BEGIN Extracted records
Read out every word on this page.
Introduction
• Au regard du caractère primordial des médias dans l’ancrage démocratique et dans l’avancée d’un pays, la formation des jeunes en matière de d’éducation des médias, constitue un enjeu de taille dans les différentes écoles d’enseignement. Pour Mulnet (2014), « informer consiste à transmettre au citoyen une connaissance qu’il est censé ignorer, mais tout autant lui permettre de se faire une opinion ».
END Extracted records
BEGIN Extracted records
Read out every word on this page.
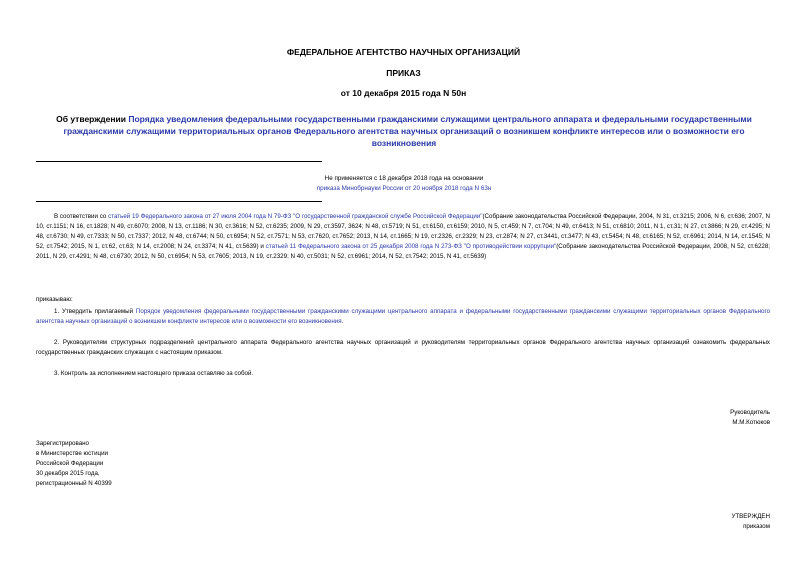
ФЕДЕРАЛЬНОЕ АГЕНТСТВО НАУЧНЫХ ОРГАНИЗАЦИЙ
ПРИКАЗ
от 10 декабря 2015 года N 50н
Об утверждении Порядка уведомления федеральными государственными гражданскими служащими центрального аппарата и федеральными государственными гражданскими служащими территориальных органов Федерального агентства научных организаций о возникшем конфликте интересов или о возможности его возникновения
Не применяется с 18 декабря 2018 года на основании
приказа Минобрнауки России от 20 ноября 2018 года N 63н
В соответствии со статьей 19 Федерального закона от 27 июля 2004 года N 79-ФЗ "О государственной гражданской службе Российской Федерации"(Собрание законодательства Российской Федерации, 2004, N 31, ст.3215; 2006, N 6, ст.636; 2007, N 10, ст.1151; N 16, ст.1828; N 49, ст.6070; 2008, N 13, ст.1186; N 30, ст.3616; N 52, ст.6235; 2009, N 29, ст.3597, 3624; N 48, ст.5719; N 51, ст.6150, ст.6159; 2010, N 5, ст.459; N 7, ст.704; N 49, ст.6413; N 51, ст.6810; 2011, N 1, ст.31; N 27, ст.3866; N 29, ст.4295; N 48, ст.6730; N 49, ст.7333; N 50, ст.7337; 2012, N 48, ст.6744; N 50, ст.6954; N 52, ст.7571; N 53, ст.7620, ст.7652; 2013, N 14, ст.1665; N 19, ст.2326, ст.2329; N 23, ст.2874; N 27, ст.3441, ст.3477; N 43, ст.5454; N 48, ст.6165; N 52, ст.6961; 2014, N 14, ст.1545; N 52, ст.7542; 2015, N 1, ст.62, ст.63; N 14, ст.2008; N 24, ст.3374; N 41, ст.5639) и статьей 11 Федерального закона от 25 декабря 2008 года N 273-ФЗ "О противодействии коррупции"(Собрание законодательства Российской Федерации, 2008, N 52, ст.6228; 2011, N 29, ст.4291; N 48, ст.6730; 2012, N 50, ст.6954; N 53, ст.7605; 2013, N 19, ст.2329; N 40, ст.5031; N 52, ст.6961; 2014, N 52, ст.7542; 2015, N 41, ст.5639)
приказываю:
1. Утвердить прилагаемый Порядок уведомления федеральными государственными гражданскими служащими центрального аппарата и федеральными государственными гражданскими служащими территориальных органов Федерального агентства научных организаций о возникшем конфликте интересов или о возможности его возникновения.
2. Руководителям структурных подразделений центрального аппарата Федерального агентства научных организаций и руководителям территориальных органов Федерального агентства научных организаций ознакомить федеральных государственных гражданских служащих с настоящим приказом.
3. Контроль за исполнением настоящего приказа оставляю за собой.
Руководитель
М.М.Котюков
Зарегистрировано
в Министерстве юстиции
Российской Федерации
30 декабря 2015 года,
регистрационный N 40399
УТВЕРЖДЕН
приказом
END Extracted records
> _Directions_
Give the number of lines above that hold the word "аппарата", and nothing more.

> _The result_
3